[start Excerpted data]

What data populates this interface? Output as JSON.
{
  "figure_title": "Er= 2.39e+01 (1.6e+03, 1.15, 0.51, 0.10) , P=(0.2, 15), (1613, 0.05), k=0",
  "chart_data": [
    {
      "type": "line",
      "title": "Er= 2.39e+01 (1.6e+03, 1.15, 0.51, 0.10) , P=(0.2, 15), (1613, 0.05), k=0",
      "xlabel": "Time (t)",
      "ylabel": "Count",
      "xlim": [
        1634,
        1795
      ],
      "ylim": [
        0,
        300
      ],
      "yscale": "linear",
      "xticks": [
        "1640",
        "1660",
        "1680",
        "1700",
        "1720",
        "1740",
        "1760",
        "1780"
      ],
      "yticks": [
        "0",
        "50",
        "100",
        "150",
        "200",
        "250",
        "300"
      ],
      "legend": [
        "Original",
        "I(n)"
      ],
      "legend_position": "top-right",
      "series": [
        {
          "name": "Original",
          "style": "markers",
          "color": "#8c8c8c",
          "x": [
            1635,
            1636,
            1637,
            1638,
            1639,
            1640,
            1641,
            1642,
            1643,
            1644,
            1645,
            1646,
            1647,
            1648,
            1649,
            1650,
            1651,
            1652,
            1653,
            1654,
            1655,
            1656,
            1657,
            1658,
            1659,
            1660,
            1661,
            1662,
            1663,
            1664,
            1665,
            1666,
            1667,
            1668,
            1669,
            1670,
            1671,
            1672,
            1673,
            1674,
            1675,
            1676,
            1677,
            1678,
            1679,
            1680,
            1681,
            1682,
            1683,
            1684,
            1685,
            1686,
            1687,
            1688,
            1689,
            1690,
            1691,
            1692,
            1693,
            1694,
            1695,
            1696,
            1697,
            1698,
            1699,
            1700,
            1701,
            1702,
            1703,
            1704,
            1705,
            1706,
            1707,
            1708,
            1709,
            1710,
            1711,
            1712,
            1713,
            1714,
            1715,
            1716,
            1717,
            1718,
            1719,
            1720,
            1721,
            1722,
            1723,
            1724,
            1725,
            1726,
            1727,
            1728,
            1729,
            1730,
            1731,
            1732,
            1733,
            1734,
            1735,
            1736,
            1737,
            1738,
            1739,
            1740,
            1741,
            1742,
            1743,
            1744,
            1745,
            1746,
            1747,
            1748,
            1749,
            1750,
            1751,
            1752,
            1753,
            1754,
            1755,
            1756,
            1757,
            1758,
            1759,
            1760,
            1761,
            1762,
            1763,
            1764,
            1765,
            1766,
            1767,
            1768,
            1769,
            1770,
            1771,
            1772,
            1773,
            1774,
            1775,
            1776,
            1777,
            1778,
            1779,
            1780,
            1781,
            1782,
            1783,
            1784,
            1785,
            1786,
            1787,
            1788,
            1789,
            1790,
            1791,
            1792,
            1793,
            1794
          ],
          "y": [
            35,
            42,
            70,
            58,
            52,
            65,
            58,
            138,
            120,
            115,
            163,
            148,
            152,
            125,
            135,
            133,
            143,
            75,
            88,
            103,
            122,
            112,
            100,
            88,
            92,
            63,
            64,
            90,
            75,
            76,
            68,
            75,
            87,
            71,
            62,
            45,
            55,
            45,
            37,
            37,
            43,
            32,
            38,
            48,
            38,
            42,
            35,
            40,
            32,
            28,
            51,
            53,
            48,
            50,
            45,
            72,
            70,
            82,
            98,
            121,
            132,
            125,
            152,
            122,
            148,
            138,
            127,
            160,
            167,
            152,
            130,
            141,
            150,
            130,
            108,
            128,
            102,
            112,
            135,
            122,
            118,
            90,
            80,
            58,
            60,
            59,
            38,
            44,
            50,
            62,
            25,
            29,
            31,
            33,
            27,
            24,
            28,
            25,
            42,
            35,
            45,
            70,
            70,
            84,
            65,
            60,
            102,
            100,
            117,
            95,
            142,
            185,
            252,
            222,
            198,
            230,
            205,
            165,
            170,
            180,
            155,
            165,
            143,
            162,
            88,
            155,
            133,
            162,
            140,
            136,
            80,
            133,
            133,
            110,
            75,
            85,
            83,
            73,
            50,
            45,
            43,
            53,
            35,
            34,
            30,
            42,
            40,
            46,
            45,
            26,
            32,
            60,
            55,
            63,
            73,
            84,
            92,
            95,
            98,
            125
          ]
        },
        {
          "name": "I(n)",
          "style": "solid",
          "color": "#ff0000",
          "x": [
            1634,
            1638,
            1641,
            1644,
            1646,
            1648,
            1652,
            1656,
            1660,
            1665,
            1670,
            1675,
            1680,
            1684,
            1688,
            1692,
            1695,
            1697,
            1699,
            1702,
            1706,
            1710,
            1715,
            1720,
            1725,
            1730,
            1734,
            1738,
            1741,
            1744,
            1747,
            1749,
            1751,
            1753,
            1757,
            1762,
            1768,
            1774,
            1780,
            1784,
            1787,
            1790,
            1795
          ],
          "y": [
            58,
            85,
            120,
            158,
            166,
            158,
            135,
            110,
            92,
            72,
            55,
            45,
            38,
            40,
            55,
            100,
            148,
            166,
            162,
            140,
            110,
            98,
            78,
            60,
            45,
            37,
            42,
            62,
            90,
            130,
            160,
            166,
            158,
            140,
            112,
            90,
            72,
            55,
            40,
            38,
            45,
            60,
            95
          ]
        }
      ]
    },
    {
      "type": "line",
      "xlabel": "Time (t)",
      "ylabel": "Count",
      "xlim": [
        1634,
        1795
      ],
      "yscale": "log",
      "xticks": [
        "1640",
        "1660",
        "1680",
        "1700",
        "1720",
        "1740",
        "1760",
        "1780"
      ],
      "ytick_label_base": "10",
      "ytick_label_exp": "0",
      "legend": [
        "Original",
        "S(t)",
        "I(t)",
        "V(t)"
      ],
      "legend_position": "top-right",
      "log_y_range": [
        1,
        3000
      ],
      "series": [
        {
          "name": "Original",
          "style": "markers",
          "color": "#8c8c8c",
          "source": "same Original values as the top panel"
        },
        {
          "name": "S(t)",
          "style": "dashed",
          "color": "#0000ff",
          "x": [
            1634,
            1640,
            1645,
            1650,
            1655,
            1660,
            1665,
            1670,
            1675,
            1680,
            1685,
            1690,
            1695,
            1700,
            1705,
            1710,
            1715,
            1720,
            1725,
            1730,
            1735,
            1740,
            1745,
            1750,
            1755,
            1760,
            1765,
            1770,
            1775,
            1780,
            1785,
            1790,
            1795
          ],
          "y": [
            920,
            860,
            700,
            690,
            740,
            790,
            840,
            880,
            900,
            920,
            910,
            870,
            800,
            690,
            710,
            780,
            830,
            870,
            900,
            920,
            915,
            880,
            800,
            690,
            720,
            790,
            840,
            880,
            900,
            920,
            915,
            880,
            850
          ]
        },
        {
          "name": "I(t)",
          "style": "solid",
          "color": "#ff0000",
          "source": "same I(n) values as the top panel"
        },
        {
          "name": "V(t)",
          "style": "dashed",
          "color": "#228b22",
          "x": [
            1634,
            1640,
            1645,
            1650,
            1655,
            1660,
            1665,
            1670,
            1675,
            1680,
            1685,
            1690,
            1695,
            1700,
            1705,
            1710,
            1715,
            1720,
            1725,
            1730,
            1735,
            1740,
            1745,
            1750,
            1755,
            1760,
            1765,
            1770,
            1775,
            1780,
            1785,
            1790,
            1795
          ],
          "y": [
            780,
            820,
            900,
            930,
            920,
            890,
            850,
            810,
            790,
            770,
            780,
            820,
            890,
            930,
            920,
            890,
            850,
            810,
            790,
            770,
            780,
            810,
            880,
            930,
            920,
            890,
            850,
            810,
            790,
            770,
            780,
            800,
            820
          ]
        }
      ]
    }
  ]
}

[end Excerpted data]
[start Excerpted data]

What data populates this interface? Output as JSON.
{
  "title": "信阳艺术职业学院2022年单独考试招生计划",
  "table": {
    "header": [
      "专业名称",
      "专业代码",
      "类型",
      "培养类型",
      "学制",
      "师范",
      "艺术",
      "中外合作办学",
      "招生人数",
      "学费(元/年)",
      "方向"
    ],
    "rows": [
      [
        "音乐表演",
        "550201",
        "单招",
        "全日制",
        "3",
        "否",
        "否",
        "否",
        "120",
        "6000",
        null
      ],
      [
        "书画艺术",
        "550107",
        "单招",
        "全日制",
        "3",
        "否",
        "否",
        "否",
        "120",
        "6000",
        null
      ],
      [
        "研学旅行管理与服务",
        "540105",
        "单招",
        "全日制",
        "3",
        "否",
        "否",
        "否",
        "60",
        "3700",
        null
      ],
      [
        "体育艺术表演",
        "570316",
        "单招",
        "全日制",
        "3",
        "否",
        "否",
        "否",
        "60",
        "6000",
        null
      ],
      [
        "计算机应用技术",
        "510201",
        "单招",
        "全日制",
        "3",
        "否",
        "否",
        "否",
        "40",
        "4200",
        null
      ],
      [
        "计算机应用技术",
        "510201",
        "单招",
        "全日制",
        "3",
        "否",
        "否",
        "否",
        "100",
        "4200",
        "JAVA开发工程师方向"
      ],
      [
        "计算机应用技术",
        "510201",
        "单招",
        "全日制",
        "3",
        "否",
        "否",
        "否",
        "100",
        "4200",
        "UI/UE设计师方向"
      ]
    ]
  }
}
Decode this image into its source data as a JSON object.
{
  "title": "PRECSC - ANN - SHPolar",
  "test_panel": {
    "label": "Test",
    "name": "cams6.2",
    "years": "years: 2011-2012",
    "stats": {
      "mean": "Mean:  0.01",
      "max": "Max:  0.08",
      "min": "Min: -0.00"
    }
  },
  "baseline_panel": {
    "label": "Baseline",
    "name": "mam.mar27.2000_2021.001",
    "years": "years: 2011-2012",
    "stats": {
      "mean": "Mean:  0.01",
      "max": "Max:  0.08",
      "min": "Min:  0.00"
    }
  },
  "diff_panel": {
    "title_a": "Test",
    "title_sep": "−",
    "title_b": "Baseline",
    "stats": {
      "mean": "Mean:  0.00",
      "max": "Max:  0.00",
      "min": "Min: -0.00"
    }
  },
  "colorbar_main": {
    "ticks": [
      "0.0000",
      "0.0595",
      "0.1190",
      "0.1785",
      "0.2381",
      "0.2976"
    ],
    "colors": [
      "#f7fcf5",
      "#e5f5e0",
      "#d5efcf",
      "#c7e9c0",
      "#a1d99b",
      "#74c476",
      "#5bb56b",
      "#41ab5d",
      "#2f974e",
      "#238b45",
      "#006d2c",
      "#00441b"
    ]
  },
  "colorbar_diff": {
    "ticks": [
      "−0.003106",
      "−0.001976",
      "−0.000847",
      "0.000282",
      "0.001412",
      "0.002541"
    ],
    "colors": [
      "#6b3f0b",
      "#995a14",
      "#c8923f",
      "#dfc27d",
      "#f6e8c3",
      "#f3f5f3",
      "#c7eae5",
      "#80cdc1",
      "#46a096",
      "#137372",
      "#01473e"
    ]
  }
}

[end Excerpted data]
[start Excerpted data]

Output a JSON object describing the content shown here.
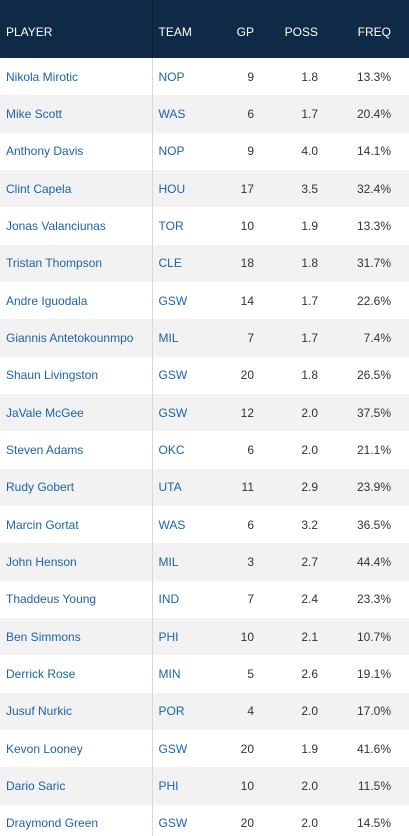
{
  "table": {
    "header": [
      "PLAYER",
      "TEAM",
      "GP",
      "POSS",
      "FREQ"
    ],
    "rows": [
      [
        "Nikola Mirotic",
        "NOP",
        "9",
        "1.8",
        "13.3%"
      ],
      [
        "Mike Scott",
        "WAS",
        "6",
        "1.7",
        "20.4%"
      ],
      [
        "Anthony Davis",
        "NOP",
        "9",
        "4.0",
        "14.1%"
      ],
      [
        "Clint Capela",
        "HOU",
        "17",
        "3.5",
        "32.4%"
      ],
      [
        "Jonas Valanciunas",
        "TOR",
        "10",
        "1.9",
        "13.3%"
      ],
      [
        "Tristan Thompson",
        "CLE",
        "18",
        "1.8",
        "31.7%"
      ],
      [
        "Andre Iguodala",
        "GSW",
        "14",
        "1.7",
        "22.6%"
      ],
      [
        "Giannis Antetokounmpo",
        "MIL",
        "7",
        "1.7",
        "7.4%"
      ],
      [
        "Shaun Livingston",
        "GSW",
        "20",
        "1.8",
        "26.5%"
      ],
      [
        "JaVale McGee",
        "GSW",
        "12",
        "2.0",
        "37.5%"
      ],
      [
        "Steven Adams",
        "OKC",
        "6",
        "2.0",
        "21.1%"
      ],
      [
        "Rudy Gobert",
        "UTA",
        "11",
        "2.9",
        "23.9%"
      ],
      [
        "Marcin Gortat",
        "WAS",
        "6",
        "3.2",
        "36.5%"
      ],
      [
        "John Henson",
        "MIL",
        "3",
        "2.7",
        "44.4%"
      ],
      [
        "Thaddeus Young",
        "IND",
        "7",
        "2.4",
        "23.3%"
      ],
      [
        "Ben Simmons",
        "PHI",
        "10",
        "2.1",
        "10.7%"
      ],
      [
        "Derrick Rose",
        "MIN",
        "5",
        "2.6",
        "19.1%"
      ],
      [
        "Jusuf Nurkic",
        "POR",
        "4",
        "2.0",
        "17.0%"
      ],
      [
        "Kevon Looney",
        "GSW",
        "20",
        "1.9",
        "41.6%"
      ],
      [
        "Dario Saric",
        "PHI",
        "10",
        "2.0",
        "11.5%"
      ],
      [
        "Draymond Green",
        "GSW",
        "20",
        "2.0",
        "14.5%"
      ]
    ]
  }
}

[end Excerpted data]

Pull out all lines in the data above that include "name".

Response to this task:
          "name": "Original",
          "name": "I(n)",
          "name": "Original",
          "name": "S(t)",
          "name": "I(t)",
          "name": "V(t)",
    "name": "cams6.2",
    "name": "mam.mar27.2000_2021.001",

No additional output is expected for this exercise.